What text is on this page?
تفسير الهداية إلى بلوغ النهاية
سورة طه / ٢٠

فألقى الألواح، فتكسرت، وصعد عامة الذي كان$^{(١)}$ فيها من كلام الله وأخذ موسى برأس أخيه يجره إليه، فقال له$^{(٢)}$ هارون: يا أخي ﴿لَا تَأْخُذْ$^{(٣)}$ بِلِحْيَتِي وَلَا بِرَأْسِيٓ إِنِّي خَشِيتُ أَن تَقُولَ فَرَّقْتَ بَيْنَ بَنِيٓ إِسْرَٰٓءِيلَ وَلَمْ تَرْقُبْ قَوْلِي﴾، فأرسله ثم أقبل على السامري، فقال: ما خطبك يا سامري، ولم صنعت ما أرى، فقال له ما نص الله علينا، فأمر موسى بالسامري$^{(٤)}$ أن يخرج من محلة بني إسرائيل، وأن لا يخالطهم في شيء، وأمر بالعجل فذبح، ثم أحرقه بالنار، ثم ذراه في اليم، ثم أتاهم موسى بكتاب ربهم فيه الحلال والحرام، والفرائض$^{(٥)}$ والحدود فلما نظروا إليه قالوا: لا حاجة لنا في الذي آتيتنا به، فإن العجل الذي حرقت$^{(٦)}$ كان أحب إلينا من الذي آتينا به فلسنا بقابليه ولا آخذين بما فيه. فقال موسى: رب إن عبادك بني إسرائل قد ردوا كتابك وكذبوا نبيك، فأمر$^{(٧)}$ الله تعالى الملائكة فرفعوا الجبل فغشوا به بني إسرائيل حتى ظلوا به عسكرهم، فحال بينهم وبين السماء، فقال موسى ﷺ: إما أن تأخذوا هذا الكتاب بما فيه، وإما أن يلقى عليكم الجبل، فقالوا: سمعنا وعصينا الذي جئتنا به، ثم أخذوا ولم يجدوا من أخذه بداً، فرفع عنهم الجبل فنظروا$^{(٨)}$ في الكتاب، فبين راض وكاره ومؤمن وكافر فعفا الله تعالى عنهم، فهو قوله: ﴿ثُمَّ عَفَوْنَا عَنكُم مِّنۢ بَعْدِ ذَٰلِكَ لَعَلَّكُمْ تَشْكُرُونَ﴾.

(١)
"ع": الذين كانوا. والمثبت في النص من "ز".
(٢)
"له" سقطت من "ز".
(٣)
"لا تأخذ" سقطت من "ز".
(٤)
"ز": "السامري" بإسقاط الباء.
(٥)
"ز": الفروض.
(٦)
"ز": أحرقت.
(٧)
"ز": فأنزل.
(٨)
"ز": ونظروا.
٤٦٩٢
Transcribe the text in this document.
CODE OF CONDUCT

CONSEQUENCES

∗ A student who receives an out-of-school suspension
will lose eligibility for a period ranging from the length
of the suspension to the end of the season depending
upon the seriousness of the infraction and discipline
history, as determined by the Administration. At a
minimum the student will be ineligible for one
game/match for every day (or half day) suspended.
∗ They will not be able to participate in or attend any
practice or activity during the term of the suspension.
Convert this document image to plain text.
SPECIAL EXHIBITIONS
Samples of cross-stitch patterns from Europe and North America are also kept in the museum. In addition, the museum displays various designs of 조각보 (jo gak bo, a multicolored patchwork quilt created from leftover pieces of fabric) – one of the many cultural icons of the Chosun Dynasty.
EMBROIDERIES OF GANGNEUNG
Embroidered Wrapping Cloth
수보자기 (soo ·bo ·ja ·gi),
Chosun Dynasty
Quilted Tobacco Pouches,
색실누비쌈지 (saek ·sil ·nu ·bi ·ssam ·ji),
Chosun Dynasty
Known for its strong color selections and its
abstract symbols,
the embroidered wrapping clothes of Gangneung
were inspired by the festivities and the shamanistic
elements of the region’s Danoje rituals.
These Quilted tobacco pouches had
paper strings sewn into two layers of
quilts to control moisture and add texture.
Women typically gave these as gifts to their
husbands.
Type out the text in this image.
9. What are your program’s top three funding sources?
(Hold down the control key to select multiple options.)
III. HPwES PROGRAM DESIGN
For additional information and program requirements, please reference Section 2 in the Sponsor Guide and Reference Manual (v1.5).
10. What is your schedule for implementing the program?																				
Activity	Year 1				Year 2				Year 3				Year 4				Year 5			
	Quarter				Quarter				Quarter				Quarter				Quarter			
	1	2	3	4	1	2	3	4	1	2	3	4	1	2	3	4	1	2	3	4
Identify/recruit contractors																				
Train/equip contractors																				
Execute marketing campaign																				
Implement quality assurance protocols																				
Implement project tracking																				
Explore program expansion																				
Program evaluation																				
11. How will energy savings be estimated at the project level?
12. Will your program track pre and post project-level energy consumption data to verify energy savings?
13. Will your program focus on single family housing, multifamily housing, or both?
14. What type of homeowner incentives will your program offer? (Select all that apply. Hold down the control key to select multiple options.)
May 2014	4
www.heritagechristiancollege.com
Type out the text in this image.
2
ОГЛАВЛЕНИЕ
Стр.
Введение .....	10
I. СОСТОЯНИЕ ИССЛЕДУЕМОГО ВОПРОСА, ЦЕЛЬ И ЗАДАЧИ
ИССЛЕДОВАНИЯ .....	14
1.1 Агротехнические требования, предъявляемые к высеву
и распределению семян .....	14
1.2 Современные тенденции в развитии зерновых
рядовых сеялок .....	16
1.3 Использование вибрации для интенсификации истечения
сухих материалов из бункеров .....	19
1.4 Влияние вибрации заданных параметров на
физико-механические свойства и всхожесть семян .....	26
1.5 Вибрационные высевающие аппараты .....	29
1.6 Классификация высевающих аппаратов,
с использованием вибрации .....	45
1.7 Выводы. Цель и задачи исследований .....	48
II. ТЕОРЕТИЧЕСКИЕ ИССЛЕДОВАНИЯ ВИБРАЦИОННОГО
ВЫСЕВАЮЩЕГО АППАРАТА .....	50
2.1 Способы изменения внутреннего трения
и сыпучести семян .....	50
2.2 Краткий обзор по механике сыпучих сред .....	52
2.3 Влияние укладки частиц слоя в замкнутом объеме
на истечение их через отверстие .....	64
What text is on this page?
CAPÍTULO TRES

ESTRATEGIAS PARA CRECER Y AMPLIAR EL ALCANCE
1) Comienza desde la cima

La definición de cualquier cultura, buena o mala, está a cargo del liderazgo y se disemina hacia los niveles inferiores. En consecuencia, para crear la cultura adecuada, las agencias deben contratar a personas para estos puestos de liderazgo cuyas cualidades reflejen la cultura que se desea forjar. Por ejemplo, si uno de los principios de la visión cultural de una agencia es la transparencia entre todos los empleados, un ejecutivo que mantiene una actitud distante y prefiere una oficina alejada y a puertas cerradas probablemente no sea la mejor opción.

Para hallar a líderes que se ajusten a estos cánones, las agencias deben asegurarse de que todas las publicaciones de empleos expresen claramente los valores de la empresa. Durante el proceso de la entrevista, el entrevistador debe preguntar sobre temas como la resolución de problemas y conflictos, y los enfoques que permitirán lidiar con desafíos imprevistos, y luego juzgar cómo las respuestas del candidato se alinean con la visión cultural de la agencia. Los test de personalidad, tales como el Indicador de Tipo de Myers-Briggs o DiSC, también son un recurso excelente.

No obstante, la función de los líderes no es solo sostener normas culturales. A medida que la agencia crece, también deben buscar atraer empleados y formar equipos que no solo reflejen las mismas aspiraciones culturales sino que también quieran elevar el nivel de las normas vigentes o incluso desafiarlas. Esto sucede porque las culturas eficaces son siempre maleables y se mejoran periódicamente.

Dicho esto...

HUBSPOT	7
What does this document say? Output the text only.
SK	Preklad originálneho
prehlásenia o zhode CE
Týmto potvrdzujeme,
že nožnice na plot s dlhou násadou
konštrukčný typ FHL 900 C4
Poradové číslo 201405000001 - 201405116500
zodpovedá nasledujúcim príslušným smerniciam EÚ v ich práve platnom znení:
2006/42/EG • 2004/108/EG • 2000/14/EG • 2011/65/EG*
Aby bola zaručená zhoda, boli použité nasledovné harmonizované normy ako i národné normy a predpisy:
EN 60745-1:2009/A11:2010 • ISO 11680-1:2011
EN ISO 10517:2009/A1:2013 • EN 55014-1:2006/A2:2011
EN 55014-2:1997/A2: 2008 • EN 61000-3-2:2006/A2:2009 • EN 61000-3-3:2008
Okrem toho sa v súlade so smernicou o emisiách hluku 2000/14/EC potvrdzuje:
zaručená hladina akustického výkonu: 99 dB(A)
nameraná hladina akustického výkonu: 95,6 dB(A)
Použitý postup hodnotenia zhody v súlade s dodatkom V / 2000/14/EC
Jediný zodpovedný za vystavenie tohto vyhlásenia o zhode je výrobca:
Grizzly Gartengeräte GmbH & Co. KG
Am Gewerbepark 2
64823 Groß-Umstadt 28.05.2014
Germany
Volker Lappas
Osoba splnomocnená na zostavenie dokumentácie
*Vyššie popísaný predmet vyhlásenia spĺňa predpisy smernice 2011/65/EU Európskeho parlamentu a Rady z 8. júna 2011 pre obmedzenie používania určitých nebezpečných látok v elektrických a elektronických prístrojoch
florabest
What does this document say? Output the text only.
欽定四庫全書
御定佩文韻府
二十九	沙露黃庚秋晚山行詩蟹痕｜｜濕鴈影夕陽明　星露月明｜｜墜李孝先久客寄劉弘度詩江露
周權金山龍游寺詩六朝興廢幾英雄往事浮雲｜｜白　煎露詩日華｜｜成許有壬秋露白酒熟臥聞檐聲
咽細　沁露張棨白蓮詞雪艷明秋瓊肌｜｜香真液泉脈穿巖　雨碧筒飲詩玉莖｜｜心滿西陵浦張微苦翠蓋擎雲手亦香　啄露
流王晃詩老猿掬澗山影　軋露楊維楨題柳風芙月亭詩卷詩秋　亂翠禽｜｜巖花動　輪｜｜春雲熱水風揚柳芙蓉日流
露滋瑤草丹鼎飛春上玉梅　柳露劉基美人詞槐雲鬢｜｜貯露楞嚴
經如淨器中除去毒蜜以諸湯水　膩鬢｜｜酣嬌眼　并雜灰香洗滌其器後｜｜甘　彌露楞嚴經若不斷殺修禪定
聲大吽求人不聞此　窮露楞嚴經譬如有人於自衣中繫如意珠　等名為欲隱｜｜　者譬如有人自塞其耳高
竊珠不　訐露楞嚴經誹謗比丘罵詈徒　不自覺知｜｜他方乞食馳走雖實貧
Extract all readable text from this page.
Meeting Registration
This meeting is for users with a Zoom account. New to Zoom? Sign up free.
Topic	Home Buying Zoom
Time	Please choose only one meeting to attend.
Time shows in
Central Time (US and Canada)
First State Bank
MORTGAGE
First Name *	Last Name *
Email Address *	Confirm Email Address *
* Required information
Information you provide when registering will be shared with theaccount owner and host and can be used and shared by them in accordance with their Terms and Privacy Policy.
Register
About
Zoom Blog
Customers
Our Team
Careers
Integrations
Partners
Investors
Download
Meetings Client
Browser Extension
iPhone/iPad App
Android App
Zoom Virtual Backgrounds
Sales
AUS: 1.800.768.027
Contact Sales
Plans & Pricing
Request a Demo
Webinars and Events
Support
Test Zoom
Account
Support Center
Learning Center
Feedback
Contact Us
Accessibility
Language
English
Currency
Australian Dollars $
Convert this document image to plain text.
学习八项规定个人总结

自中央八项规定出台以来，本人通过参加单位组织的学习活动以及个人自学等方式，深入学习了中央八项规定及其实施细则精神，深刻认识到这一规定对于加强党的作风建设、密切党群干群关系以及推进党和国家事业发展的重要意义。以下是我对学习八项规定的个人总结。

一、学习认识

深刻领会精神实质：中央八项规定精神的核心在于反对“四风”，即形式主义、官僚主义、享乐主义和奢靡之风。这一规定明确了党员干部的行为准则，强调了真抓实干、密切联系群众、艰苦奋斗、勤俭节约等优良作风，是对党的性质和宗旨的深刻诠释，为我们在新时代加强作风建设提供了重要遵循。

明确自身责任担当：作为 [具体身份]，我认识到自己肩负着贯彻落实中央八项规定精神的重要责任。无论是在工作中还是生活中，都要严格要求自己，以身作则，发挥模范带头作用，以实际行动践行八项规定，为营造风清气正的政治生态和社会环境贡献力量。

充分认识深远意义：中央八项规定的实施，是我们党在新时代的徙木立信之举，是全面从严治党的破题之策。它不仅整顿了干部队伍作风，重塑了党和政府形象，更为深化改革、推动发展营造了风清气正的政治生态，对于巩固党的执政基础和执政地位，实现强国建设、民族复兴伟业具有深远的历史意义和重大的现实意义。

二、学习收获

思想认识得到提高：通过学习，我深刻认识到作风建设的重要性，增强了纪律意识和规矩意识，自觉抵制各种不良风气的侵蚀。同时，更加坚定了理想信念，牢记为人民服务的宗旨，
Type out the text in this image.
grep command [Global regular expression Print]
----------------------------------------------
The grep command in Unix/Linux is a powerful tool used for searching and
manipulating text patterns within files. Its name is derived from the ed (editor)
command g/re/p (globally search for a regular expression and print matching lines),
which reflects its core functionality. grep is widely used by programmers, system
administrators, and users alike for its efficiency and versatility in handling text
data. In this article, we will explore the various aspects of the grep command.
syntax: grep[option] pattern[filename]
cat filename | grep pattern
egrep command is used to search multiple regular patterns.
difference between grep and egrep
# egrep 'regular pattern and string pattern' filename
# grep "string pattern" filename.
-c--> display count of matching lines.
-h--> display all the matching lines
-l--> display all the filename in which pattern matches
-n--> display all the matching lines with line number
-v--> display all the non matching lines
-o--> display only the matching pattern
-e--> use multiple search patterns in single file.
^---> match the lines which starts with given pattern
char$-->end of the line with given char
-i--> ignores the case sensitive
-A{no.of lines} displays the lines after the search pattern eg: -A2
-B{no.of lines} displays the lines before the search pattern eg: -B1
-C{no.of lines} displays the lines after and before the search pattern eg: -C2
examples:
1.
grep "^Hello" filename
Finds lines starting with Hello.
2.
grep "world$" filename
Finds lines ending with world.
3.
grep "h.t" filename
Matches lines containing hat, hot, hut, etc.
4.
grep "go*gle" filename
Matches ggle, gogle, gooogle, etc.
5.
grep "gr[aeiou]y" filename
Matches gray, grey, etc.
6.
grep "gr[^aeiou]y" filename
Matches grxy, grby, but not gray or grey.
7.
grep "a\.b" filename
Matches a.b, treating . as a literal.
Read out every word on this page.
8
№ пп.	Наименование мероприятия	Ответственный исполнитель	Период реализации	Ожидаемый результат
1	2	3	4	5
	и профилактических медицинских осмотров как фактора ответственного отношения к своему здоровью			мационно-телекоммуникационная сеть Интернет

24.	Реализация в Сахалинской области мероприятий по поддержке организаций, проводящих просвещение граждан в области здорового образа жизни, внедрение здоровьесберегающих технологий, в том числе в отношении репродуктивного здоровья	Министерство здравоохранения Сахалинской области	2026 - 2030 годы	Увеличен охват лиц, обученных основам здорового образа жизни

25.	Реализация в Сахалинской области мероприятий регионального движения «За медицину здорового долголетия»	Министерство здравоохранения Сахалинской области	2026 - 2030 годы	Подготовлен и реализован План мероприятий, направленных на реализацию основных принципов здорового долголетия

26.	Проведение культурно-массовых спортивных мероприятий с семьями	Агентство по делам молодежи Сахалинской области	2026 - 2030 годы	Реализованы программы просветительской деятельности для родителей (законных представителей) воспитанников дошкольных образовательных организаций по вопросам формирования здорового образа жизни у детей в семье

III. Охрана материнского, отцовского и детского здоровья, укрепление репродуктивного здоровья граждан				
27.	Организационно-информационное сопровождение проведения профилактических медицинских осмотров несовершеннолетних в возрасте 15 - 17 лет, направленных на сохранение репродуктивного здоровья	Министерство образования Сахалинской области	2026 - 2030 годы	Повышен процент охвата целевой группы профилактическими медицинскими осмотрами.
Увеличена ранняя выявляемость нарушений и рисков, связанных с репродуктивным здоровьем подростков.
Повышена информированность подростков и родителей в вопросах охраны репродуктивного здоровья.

## PROBLEM STATEMENT:
What is the number of lines that contain "patterns"? Reply with that number alone.

## OUTPUT:
4